Items listed in a dataset
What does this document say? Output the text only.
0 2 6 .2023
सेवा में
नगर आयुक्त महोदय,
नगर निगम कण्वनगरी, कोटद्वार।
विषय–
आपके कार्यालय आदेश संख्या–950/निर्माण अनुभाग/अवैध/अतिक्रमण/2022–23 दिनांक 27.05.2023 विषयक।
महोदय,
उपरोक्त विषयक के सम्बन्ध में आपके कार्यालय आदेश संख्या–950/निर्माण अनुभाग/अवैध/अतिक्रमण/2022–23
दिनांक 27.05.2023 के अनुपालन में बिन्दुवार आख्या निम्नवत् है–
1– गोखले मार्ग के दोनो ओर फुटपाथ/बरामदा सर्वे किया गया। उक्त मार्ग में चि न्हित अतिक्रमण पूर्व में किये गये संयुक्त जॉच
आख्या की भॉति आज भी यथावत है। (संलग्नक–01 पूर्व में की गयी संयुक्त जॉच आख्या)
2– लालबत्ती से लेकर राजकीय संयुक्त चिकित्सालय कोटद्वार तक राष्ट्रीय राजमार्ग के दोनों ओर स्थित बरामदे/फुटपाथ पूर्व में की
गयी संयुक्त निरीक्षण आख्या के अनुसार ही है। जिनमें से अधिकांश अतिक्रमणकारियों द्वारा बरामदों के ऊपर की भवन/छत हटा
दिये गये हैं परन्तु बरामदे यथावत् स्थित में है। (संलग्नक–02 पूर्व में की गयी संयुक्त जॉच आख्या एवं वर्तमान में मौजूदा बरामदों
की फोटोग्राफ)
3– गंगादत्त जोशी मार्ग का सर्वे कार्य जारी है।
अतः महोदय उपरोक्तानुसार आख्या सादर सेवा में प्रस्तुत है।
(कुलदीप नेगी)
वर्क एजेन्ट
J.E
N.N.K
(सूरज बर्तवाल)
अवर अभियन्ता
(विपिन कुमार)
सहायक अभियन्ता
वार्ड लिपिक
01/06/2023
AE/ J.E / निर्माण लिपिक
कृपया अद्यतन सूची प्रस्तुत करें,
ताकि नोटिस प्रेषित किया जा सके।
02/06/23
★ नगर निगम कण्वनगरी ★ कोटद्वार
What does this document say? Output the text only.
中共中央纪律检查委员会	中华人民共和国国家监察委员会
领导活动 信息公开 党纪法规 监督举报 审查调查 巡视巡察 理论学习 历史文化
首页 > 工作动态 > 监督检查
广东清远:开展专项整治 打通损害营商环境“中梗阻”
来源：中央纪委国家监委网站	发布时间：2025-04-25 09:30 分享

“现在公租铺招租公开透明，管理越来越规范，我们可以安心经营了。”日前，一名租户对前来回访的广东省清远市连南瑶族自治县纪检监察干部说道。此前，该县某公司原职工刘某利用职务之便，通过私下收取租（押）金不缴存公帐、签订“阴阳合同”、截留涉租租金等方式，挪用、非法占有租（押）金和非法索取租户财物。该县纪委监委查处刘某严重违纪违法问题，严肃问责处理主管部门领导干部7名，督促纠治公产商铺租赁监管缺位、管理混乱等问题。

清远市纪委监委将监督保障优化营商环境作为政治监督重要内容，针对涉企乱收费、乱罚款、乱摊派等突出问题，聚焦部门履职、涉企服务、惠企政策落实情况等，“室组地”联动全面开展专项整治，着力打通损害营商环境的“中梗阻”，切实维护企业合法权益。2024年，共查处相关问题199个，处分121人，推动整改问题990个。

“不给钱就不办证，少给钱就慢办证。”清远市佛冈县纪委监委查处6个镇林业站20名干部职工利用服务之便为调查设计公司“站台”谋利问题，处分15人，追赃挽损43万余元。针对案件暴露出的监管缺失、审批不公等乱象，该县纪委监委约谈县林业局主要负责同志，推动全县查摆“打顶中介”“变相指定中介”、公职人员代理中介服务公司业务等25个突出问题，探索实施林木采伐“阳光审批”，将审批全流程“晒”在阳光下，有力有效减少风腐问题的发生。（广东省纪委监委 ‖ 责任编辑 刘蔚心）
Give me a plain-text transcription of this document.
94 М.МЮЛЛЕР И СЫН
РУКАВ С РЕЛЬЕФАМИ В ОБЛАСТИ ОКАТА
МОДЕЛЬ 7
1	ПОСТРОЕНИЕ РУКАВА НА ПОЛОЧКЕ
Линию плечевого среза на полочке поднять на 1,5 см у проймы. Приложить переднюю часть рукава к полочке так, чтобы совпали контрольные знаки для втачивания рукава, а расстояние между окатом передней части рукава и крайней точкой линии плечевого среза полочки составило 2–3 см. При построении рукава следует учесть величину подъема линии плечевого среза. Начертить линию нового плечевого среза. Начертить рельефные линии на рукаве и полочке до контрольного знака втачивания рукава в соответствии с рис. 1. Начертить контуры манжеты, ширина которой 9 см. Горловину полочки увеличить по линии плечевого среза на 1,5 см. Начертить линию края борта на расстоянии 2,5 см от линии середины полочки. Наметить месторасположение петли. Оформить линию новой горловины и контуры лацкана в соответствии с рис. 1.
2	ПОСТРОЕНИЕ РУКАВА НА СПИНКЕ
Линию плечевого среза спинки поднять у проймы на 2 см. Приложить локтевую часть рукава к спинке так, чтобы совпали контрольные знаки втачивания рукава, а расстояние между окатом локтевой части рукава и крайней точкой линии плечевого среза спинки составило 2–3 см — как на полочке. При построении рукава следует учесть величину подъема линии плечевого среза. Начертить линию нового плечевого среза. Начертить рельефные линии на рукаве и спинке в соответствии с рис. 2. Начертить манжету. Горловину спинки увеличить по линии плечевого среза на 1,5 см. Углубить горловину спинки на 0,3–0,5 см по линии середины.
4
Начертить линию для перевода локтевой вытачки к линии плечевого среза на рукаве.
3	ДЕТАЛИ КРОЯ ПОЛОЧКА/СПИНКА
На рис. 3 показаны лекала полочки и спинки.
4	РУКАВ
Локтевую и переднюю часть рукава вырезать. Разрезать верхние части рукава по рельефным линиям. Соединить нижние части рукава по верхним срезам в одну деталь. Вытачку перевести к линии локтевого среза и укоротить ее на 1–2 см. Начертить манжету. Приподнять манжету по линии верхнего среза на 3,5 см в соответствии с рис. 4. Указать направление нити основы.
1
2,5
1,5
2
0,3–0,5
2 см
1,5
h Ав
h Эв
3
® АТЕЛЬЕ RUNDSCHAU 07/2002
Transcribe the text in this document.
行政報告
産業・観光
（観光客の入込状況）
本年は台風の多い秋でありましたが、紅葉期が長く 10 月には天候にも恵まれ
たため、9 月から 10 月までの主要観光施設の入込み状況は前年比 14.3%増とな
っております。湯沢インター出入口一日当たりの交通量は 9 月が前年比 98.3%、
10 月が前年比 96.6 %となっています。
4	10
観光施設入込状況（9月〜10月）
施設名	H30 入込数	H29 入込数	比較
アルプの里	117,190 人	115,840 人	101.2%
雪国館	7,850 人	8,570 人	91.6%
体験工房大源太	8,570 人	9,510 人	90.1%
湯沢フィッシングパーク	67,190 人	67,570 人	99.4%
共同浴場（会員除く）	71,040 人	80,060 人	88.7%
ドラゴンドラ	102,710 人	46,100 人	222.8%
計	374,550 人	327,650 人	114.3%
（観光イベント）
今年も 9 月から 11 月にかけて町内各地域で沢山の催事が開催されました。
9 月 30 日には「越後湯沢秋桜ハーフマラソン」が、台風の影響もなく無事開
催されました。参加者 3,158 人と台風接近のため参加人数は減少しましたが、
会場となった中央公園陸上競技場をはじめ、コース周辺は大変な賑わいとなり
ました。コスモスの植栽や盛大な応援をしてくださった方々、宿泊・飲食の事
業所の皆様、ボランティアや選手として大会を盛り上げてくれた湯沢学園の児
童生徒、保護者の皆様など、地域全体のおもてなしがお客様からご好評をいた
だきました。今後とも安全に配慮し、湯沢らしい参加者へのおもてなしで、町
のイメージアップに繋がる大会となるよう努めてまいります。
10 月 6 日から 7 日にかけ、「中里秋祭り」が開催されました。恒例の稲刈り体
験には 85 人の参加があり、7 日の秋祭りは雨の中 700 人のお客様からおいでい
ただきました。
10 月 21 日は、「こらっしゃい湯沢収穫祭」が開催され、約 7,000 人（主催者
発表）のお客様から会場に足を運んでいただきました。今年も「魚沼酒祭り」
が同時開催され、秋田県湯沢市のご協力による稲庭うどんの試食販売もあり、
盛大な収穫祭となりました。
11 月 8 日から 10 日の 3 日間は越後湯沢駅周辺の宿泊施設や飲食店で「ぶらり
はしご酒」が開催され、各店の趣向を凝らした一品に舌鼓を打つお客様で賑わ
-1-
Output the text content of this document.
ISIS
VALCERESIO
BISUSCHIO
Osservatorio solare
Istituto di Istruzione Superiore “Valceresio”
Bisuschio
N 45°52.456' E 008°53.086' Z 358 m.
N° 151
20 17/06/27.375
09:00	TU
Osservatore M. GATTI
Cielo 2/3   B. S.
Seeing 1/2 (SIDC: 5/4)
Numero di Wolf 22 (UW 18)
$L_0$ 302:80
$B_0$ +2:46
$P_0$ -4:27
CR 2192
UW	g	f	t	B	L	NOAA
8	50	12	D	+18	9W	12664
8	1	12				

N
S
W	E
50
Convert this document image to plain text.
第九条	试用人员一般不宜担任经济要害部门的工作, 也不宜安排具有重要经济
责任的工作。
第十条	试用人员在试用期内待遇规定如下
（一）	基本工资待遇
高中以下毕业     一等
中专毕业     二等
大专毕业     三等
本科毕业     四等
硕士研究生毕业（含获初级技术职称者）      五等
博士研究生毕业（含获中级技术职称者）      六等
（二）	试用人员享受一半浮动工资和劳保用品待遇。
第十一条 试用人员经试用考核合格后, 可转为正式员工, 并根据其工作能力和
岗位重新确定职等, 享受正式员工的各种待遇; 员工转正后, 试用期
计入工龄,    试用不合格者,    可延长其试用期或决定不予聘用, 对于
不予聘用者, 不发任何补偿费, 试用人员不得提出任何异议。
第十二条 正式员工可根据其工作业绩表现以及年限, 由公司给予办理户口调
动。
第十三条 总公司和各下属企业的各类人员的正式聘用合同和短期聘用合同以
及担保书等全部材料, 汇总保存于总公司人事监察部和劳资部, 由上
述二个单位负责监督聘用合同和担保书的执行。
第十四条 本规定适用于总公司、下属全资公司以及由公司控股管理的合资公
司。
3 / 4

# [Work instructions]
Select the lines in this material that hold the word "plain", leaving none out.

# [Full solution]
Give me a plain-text transcription of this document.
Convert this document image to plain text.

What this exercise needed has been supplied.